- EXERCISE AIM -
Copy out lines with the word "background" from the material that follows.

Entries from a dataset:
========================================

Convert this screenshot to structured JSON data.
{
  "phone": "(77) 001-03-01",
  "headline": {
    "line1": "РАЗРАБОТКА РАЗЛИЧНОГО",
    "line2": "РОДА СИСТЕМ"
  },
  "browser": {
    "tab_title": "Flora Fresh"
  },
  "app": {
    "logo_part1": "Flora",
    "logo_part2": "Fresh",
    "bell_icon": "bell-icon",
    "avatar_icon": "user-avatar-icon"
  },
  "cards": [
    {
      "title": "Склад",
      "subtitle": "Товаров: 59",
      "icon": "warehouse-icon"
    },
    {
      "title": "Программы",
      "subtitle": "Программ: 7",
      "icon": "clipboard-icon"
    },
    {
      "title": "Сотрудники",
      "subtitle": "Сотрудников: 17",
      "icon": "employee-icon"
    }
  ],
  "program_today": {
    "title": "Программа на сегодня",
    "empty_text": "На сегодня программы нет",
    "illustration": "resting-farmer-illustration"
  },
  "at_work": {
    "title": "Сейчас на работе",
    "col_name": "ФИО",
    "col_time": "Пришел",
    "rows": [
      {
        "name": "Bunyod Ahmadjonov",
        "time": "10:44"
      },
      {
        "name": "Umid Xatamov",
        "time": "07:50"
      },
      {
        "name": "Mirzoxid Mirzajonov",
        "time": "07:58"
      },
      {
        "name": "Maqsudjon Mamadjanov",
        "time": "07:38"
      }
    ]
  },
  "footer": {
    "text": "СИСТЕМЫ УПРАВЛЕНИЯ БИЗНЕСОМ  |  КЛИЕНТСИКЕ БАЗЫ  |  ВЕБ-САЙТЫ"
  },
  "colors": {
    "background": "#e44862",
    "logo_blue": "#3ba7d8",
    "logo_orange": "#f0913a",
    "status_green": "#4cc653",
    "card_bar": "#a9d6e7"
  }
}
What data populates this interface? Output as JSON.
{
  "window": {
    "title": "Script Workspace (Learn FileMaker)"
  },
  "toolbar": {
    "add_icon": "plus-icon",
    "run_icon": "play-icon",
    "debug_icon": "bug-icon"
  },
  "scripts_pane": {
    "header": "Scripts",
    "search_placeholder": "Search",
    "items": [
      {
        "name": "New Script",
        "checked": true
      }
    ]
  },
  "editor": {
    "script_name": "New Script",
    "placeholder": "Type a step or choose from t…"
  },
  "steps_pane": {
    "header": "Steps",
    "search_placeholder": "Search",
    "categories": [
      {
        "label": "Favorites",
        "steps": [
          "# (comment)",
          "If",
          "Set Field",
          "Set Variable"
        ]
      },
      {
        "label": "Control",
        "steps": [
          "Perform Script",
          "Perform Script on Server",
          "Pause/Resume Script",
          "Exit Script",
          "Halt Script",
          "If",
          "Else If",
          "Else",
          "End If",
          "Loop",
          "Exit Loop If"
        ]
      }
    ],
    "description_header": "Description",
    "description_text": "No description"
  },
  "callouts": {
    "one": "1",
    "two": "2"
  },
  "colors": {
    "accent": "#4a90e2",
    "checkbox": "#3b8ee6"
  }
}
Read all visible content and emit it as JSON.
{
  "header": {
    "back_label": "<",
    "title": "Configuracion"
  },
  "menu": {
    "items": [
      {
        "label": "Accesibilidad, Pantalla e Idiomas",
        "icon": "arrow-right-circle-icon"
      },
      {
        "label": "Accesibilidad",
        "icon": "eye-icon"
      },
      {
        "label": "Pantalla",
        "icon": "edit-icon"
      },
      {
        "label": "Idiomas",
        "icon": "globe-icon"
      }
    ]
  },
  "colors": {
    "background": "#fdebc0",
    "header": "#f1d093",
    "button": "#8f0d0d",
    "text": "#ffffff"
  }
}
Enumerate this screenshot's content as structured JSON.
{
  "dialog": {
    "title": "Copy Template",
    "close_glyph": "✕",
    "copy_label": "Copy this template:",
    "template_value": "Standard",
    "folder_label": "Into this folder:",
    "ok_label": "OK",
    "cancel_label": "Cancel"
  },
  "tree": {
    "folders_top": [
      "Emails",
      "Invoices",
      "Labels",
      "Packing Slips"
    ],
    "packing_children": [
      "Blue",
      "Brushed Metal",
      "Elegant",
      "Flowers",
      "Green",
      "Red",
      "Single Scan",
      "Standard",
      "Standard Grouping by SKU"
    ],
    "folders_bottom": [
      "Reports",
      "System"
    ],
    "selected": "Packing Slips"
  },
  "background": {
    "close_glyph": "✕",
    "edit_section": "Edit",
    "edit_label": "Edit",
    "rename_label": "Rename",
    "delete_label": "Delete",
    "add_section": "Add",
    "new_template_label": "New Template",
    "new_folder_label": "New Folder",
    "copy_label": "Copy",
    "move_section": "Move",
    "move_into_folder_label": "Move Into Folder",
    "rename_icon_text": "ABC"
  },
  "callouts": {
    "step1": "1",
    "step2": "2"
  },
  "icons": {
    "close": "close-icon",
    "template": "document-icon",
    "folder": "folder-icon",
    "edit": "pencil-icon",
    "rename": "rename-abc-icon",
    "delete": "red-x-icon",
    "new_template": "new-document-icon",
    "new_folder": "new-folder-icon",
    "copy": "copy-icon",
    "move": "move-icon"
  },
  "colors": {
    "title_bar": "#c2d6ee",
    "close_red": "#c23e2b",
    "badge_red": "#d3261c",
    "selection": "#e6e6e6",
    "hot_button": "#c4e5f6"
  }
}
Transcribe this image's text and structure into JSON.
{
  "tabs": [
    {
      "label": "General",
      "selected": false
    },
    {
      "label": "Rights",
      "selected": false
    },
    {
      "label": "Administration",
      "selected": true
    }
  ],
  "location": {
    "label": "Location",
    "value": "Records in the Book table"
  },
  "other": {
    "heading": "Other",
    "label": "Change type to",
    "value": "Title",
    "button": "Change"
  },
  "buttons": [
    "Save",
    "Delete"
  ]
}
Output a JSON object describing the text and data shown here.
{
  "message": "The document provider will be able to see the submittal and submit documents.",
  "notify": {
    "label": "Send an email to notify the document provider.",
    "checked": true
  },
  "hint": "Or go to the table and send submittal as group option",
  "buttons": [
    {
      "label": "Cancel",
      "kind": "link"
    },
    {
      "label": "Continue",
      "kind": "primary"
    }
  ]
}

========================================

- TASK OUTPUT -
    "background": "#e44862",
    "background": "#fdebc0",
  "background": {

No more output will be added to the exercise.